[PROBLEM]: How many lines in the records below hold the string "кроссинга"? Please answer with the number and nothing more.

[EXERCISE INPUT]:
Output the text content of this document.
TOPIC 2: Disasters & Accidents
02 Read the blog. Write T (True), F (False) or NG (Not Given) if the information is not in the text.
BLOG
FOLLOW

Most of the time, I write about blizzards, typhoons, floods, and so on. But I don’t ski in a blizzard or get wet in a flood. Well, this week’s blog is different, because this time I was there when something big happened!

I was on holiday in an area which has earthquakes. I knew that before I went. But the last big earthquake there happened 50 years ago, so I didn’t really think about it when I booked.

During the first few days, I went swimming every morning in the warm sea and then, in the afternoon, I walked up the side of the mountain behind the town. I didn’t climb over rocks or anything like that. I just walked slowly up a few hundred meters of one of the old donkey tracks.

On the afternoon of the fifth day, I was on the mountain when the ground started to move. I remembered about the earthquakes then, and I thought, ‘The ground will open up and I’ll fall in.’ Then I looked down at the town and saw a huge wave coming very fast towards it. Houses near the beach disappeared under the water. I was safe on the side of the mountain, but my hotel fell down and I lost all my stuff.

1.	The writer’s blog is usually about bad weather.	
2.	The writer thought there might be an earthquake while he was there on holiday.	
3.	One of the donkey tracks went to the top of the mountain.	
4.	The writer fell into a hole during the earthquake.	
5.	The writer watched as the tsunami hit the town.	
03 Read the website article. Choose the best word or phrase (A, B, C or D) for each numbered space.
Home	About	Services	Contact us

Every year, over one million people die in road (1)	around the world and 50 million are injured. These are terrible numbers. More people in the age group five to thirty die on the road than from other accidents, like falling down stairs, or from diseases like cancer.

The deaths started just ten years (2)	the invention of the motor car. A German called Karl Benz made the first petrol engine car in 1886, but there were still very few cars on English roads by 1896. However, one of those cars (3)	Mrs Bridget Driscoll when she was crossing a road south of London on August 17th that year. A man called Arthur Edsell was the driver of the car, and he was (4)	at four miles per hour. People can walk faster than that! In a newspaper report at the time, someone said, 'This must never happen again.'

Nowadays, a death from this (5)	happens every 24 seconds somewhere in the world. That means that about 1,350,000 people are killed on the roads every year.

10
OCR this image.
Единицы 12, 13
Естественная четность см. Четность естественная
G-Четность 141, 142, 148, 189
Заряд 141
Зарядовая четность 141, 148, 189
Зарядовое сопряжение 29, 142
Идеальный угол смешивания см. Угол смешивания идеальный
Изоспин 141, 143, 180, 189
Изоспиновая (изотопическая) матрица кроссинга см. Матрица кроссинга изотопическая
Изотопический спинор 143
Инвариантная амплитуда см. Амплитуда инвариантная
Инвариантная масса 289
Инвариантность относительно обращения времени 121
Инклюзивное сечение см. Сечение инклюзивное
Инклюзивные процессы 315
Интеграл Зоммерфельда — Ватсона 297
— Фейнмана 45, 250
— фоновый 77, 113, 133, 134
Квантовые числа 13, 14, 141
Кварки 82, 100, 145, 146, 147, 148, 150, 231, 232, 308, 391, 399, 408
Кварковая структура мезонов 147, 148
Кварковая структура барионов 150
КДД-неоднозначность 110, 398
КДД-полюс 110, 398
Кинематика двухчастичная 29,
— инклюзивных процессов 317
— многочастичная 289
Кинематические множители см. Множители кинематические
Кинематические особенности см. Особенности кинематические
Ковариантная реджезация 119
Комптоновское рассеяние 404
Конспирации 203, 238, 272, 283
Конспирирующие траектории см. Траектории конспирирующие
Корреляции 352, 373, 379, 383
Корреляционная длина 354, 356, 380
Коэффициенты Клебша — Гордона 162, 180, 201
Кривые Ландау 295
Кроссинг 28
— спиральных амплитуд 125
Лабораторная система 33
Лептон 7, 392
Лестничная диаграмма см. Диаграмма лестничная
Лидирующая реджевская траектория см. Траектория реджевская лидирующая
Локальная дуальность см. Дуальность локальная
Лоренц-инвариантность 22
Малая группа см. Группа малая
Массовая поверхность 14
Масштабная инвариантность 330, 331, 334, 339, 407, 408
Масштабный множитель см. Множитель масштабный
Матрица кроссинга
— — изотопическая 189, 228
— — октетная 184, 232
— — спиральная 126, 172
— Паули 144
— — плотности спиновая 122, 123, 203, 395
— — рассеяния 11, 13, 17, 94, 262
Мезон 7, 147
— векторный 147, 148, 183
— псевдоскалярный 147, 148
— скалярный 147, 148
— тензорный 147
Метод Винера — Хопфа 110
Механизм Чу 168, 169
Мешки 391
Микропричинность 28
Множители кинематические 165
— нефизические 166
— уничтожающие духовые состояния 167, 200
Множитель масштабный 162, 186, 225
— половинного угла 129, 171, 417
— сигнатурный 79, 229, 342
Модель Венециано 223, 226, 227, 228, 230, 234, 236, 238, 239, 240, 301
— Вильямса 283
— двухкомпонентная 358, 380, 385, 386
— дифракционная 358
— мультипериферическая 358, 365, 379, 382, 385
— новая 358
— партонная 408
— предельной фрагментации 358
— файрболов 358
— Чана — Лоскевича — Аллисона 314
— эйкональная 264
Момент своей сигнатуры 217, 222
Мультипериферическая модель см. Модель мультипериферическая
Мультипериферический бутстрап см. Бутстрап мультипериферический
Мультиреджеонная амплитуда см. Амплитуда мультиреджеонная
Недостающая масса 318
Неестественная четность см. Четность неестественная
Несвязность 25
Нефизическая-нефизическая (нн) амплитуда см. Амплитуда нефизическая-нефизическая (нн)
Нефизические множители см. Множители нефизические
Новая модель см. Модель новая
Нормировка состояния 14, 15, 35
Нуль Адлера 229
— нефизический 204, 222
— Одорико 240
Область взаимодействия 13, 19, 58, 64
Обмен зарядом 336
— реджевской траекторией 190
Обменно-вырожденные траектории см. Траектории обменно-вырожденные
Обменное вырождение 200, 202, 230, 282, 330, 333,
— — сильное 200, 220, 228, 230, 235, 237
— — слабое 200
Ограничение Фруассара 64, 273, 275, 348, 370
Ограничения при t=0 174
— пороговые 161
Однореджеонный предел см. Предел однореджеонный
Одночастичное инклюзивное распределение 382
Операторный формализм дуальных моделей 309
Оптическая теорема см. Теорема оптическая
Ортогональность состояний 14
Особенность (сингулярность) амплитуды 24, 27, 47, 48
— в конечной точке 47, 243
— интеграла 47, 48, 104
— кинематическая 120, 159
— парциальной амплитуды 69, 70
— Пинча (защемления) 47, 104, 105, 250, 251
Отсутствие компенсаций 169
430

[EXERCISE SOLUTION]: 2